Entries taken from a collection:
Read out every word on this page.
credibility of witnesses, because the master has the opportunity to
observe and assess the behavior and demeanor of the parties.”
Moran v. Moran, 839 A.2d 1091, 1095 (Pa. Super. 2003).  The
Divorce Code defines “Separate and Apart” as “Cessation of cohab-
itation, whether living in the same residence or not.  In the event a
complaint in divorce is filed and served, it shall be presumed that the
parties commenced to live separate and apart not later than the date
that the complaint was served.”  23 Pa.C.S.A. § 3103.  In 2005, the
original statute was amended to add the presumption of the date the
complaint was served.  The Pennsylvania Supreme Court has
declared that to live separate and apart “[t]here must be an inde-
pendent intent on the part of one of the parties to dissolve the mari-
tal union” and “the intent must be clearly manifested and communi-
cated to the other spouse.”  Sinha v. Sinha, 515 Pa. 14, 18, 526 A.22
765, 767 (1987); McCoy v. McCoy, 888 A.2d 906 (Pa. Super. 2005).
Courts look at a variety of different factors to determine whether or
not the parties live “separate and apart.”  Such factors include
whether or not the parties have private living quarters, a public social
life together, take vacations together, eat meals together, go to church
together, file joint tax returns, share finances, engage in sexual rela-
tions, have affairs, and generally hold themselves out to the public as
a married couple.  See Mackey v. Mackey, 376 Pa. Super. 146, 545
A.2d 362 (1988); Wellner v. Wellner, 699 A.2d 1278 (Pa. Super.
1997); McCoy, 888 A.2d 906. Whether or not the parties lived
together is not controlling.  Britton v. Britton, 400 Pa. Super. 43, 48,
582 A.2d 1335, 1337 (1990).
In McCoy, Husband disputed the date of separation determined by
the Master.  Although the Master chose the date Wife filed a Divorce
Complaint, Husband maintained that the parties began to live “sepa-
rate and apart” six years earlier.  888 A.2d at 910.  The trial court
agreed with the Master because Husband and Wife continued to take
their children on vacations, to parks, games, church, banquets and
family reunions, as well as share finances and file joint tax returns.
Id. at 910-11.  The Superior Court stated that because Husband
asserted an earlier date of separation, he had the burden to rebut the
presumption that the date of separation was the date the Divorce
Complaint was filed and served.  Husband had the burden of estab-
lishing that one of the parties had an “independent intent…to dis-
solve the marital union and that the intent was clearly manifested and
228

* * *

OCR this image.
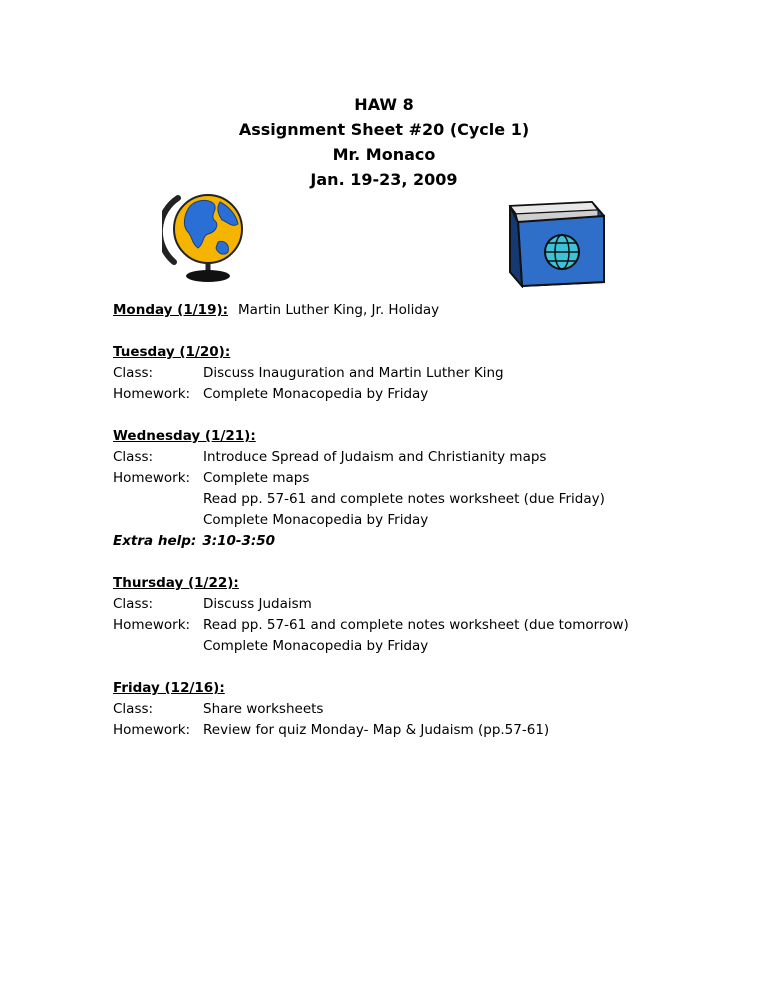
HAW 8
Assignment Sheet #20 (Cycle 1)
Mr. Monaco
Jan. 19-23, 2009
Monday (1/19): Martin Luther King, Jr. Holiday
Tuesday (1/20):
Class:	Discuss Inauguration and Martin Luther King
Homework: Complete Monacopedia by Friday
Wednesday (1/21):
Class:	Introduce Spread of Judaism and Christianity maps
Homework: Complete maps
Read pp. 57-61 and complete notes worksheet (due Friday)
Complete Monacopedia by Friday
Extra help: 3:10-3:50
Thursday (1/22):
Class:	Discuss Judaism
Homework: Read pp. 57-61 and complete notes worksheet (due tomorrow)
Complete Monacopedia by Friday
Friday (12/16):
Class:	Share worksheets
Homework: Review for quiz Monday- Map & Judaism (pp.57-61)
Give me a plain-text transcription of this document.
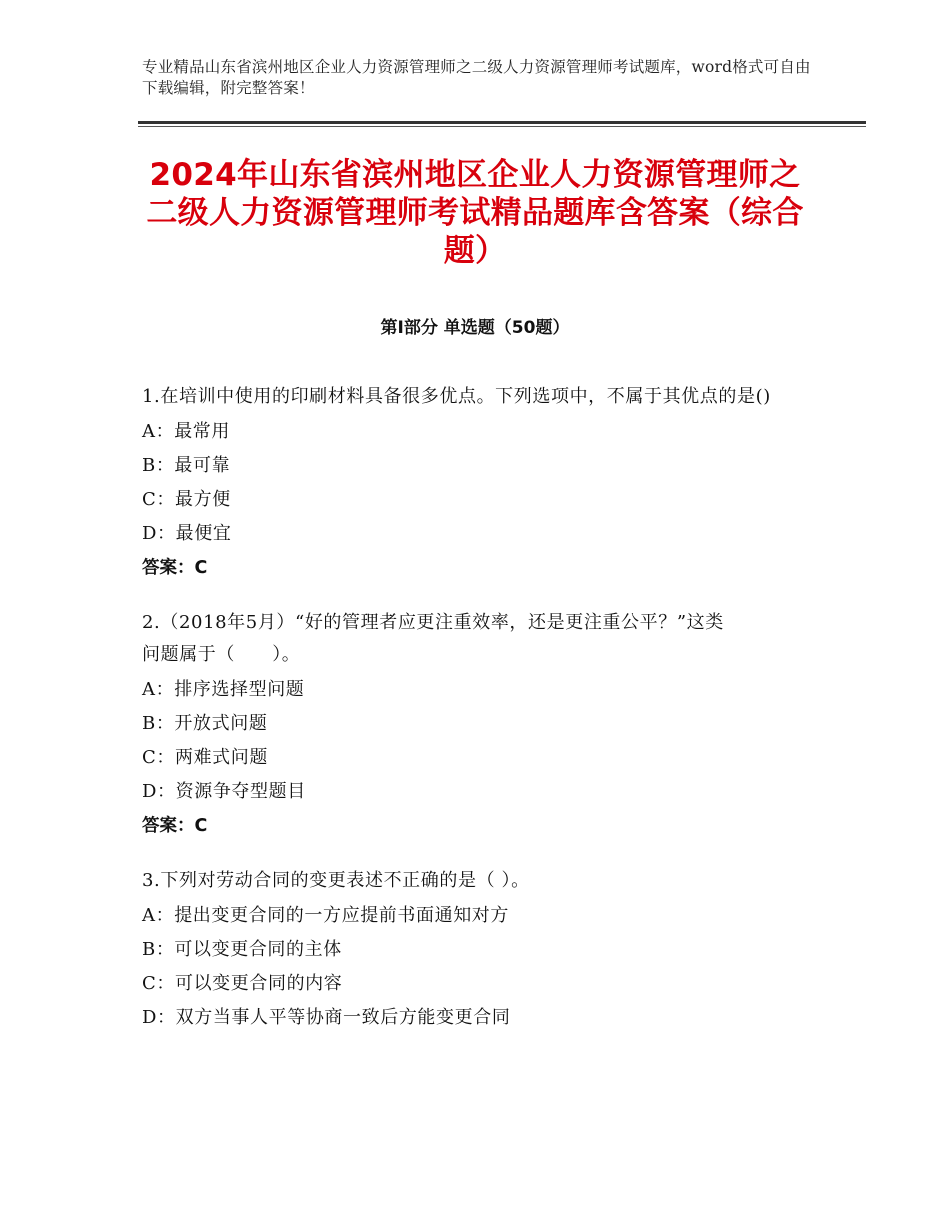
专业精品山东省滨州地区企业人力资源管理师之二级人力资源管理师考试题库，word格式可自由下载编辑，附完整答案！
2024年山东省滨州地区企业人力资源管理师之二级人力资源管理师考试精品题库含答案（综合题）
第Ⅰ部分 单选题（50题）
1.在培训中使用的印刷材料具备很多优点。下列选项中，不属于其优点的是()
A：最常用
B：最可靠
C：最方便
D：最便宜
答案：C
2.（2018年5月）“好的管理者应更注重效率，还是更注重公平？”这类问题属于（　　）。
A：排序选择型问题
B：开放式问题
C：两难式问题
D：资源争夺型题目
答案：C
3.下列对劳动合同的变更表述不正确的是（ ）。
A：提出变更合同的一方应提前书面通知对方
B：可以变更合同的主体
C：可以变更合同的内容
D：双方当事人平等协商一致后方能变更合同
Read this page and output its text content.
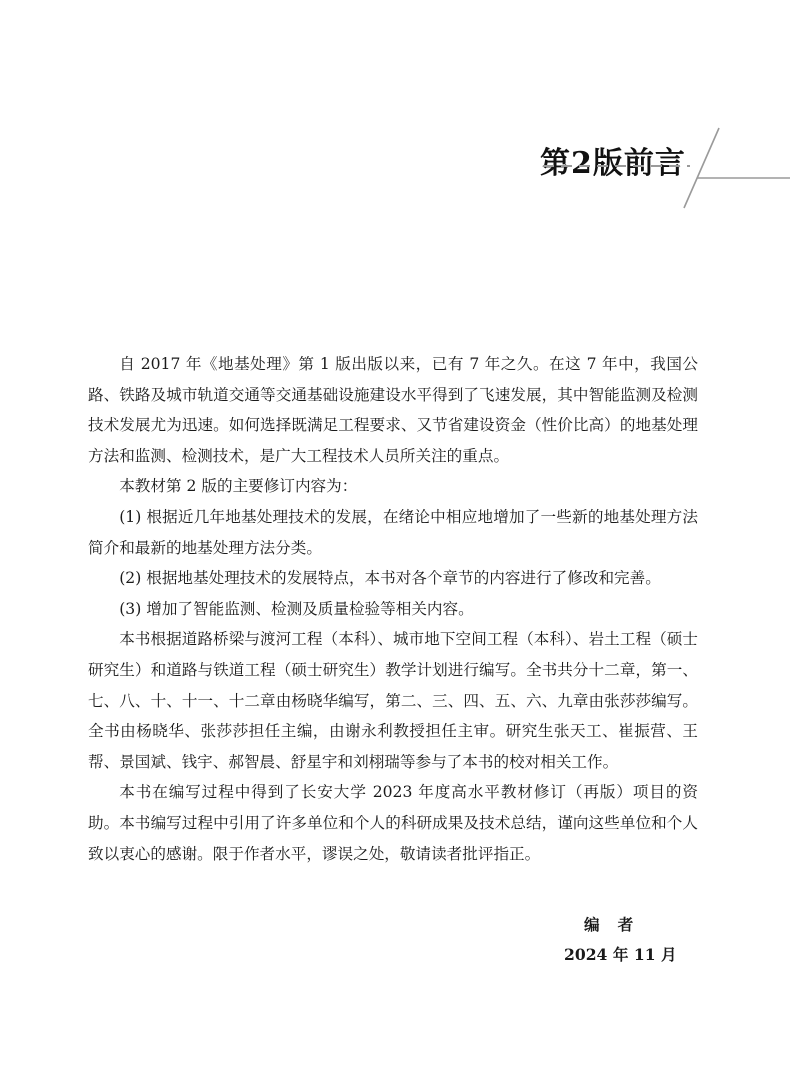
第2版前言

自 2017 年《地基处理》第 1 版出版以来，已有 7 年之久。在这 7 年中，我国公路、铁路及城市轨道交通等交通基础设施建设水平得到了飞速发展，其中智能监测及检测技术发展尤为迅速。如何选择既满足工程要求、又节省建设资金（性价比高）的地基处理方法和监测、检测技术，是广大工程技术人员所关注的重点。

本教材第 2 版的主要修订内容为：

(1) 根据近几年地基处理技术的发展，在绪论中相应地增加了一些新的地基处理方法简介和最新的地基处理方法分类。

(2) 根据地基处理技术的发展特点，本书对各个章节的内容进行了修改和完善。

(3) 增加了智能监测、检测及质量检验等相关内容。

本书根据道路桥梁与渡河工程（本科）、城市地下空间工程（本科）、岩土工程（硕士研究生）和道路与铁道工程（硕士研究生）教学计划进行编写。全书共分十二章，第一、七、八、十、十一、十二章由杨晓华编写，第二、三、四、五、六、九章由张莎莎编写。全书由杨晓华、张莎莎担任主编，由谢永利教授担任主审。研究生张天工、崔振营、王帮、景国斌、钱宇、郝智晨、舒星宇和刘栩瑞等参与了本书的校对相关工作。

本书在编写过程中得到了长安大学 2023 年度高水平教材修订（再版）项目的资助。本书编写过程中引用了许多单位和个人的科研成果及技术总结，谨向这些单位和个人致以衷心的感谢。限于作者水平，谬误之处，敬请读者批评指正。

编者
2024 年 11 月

---

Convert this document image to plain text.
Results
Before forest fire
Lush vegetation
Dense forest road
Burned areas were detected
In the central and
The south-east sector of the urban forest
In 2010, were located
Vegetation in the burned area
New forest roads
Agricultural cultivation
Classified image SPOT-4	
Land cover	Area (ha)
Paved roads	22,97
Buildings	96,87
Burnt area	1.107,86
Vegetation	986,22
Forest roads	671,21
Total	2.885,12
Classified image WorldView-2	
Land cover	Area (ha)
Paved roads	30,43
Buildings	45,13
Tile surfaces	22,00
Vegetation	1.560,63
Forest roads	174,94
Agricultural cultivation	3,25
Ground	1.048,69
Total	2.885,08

→ GIVEN PROBLEM
Copy every line that contains the string "notes".

→ WORKED ANSWER
Read pp. 57-61 and complete notes worksheet (due Friday)
Homework: Read pp. 57-61 and complete notes worksheet (due tomorrow)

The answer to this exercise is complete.